═══ RECORDS SHOWN ═══

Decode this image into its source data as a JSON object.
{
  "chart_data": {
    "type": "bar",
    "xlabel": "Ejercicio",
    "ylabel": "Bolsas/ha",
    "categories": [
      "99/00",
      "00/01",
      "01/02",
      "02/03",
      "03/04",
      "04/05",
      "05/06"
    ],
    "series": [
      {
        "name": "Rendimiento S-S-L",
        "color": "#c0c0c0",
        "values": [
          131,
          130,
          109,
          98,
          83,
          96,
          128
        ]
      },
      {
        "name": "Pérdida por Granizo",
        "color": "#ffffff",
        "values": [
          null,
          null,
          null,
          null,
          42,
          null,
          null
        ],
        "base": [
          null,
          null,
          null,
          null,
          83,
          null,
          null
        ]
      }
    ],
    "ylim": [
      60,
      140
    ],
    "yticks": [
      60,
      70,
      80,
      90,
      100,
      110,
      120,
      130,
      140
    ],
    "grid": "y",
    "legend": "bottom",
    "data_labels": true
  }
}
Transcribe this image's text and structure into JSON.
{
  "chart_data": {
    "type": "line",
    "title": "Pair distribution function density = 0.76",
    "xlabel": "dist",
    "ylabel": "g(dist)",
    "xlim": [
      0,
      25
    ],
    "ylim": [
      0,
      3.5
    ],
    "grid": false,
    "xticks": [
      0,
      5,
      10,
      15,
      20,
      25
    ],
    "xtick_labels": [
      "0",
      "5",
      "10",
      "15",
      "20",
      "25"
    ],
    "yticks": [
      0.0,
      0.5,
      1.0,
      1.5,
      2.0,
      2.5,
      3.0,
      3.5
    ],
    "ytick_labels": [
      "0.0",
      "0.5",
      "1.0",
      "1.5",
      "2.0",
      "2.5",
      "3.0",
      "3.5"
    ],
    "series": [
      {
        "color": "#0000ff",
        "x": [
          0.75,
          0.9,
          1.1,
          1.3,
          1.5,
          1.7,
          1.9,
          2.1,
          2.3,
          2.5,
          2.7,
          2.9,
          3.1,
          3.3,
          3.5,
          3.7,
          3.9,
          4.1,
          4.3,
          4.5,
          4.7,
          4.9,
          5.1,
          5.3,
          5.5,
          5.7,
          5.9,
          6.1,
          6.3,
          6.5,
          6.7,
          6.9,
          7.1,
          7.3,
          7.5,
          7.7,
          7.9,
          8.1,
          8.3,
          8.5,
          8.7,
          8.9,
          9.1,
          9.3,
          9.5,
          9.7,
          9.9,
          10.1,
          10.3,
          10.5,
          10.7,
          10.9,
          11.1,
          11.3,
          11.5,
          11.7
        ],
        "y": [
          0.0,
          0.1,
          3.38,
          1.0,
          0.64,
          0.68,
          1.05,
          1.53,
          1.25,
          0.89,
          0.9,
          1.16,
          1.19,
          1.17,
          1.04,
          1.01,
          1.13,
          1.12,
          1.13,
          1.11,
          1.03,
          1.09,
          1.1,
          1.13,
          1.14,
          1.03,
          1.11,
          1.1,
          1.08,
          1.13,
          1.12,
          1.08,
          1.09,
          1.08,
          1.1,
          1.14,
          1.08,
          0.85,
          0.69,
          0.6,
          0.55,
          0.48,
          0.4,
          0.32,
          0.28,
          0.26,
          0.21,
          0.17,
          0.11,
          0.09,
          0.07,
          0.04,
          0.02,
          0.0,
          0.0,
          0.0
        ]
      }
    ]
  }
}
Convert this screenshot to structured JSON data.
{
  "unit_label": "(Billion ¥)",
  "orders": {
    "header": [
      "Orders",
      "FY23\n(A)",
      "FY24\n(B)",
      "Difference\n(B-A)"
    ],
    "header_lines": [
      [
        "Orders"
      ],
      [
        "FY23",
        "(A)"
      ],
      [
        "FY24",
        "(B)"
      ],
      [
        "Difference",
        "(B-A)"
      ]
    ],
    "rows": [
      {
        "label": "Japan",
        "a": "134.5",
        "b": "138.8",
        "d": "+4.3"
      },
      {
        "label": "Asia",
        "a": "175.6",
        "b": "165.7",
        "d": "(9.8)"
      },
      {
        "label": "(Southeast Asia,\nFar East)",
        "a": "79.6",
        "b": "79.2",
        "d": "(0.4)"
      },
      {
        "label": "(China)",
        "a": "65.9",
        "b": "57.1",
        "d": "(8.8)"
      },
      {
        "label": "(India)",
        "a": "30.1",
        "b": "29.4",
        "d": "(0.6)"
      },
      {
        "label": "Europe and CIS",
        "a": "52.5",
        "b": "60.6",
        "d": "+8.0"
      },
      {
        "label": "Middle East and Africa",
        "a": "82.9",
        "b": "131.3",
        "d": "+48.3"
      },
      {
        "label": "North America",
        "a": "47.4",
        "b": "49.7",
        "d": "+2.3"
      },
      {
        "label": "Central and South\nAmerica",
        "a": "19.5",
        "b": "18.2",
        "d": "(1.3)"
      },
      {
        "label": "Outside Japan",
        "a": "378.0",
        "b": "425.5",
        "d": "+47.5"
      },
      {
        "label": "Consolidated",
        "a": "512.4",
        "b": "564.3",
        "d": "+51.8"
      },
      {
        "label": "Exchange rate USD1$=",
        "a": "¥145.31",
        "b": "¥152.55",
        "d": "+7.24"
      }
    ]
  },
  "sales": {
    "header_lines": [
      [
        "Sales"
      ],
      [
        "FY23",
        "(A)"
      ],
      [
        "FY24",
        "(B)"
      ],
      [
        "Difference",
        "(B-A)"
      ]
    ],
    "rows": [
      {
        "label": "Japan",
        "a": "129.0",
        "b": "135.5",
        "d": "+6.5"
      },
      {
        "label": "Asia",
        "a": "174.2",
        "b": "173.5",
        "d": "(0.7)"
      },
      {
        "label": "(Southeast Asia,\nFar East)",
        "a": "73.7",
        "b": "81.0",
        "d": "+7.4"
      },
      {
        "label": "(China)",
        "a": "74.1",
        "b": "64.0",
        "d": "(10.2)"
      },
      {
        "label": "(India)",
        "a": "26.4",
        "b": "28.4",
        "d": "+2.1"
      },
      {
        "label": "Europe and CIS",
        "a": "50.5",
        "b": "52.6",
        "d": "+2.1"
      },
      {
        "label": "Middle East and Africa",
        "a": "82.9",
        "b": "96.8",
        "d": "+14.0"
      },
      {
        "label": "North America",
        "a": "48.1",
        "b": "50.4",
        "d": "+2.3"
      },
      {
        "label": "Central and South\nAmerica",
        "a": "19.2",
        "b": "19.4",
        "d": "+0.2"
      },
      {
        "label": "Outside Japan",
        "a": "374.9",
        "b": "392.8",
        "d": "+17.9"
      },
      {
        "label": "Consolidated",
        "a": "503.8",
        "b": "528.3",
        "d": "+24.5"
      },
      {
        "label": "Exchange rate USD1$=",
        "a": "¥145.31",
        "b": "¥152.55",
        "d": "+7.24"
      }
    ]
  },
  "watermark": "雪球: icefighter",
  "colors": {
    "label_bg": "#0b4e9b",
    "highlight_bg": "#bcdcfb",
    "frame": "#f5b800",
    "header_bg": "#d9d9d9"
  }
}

═══

* **PROBLEM DESCRIPTION**: Write out every entry verbatim.

* **REPLY**:
Decode this image into its source data as a JSON object.
{
  "chart_data": {
    "type": "bar",
    "xlabel": "Ejercicio",
    "ylabel": "Bolsas/ha",
    "categories": [
      "99/00",
      "00/01",
      "01/02",
      "02/03",
      "03/04",
      "04/05",
      "05/06"
    ],
    "series": [
      {
        "name": "Rendimiento S-S-L",
        "color": "#c0c0c0",
        "values": [
          131,
          130,
          109,
          98,
          83,
          96,
          128
        ]
      },
      {
        "name": "Pérdida por Granizo",
        "color": "#ffffff",
        "values": [
          null,
          null,
          null,
          null,
          42,
          null,
          null
        ],
        "base": [
          null,
          null,
          null,
          null,
          83,
          null,
          null
        ]
      }
    ],
    "ylim": [
      60,
      140
    ],
    "yticks": [
      60,
      70,
      80,
      90,
      100,
      110,
      120,
      130,
      140
    ],
    "grid": "y",
    "legend": "bottom",
    "data_labels": true
  }
}
Transcribe this image's text and structure into JSON.
{
  "chart_data": {
    "type": "line",
    "title": "Pair distribution function density = 0.76",
    "xlabel": "dist",
    "ylabel": "g(dist)",
    "xlim": [
      0,
      25
    ],
    "ylim": [
      0,
      3.5
    ],
    "grid": false,
    "xticks": [
      0,
      5,
      10,
      15,
      20,
      25
    ],
    "xtick_labels": [
      "0",
      "5",
      "10",
      "15",
      "20",
      "25"
    ],
    "yticks": [
      0.0,
      0.5,
      1.0,
      1.5,
      2.0,
      2.5,
      3.0,
      3.5
    ],
    "ytick_labels": [
      "0.0",
      "0.5",
      "1.0",
      "1.5",
      "2.0",
      "2.5",
      "3.0",
      "3.5"
    ],
    "series": [
      {
        "color": "#0000ff",
        "x": [
          0.75,
          0.9,
          1.1,
          1.3,
          1.5,
          1.7,
          1.9,
          2.1,
          2.3,
          2.5,
          2.7,
          2.9,
          3.1,
          3.3,
          3.5,
          3.7,
          3.9,
          4.1,
          4.3,
          4.5,
          4.7,
          4.9,
          5.1,
          5.3,
          5.5,
          5.7,
          5.9,
          6.1,
          6.3,
          6.5,
          6.7,
          6.9,
          7.1,
          7.3,
          7.5,
          7.7,
          7.9,
          8.1,
          8.3,
          8.5,
          8.7,
          8.9,
          9.1,
          9.3,
          9.5,
          9.7,
          9.9,
          10.1,
          10.3,
          10.5,
          10.7,
          10.9,
          11.1,
          11.3,
          11.5,
          11.7
        ],
        "y": [
          0.0,
          0.1,
          3.38,
          1.0,
          0.64,
          0.68,
          1.05,
          1.53,
          1.25,
          0.89,
          0.9,
          1.16,
          1.19,
          1.17,
          1.04,
          1.01,
          1.13,
          1.12,
          1.13,
          1.11,
          1.03,
          1.09,
          1.1,
          1.13,
          1.14,
          1.03,
          1.11,
          1.1,
          1.08,
          1.13,
          1.12,
          1.08,
          1.09,
          1.08,
          1.1,
          1.14,
          1.08,
          0.85,
          0.69,
          0.6,
          0.55,
          0.48,
          0.4,
          0.32,
          0.28,
          0.26,
          0.21,
          0.17,
          0.11,
          0.09,
          0.07,
          0.04,
          0.02,
          0.0,
          0.0,
          0.0
        ]
      }
    ]
  }
}
Convert this screenshot to structured JSON data.
{
  "unit_label": "(Billion ¥)",
  "orders": {
    "header": [
      "Orders",
      "FY23\n(A)",
      "FY24\n(B)",
      "Difference\n(B-A)"
    ],
    "header_lines": [
      [
        "Orders"
      ],
      [
        "FY23",
        "(A)"
      ],
      [
        "FY24",
        "(B)"
      ],
      [
        "Difference",
        "(B-A)"
      ]
    ],
    "rows": [
      {
        "label": "Japan",
        "a": "134.5",
        "b": "138.8",
        "d": "+4.3"
      },
      {
        "label": "Asia",
        "a": "175.6",
        "b": "165.7",
        "d": "(9.8)"
      },
      {
        "label": "(Southeast Asia,\nFar East)",
        "a": "79.6",
        "b": "79.2",
        "d": "(0.4)"
      },
      {
        "label": "(China)",
        "a": "65.9",
        "b": "57.1",
        "d": "(8.8)"
      },
      {
        "label": "(India)",
        "a": "30.1",
        "b": "29.4",
        "d": "(0.6)"
      },
      {
        "label": "Europe and CIS",
        "a": "52.5",
        "b": "60.6",
        "d": "+8.0"
      },
      {
        "label": "Middle East and Africa",
        "a": "82.9",
        "b": "131.3",
        "d": "+48.3"
      },
      {
        "label": "North America",
        "a": "47.4",
        "b": "49.7",
        "d": "+2.3"
      },
      {
        "label": "Central and South\nAmerica",
        "a": "19.5",
        "b": "18.2",
        "d": "(1.3)"
      },
      {
        "label": "Outside Japan",
        "a": "378.0",
        "b": "425.5",
        "d": "+47.5"
      },
      {
        "label": "Consolidated",
        "a": "512.4",
        "b": "564.3",
        "d": "+51.8"
      },
      {
        "label": "Exchange rate USD1$=",
        "a": "¥145.31",
        "b": "¥152.55",
        "d": "+7.24"
      }
    ]
  },
  "sales": {
    "header_lines": [
      [
        "Sales"
      ],
      [
        "FY23",
        "(A)"
      ],
      [
        "FY24",
        "(B)"
      ],
      [
        "Difference",
        "(B-A)"
      ]
    ],
    "rows": [
      {
        "label": "Japan",
        "a": "129.0",
        "b": "135.5",
        "d": "+6.5"
      },
      {
        "label": "Asia",
        "a": "174.2",
        "b": "173.5",
        "d": "(0.7)"
      },
      {
        "label": "(Southeast Asia,\nFar East)",
        "a": "73.7",
        "b": "81.0",
        "d": "+7.4"
      },
      {
        "label": "(China)",
        "a": "74.1",
        "b": "64.0",
        "d": "(10.2)"
      },
      {
        "label": "(India)",
        "a": "26.4",
        "b": "28.4",
        "d": "+2.1"
      },
      {
        "label": "Europe and CIS",
        "a": "50.5",
        "b": "52.6",
        "d": "+2.1"
      },
      {
        "label": "Middle East and Africa",
        "a": "82.9",
        "b": "96.8",
        "d": "+14.0"
      },
      {
        "label": "North America",
        "a": "48.1",
        "b": "50.4",
        "d": "+2.3"
      },
      {
        "label": "Central and South\nAmerica",
        "a": "19.2",
        "b": "19.4",
        "d": "+0.2"
      },
      {
        "label": "Outside Japan",
        "a": "374.9",
        "b": "392.8",
        "d": "+17.9"
      },
      {
        "label": "Consolidated",
        "a": "503.8",
        "b": "528.3",
        "d": "+24.5"
      },
      {
        "label": "Exchange rate USD1$=",
        "a": "¥145.31",
        "b": "¥152.55",
        "d": "+7.24"
      }
    ]
  },
  "watermark": "雪球: icefighter",
  "colors": {
    "label_bg": "#0b4e9b",
    "highlight_bg": "#bcdcfb",
    "frame": "#f5b800",
    "header_bg": "#d9d9d9"
  }
}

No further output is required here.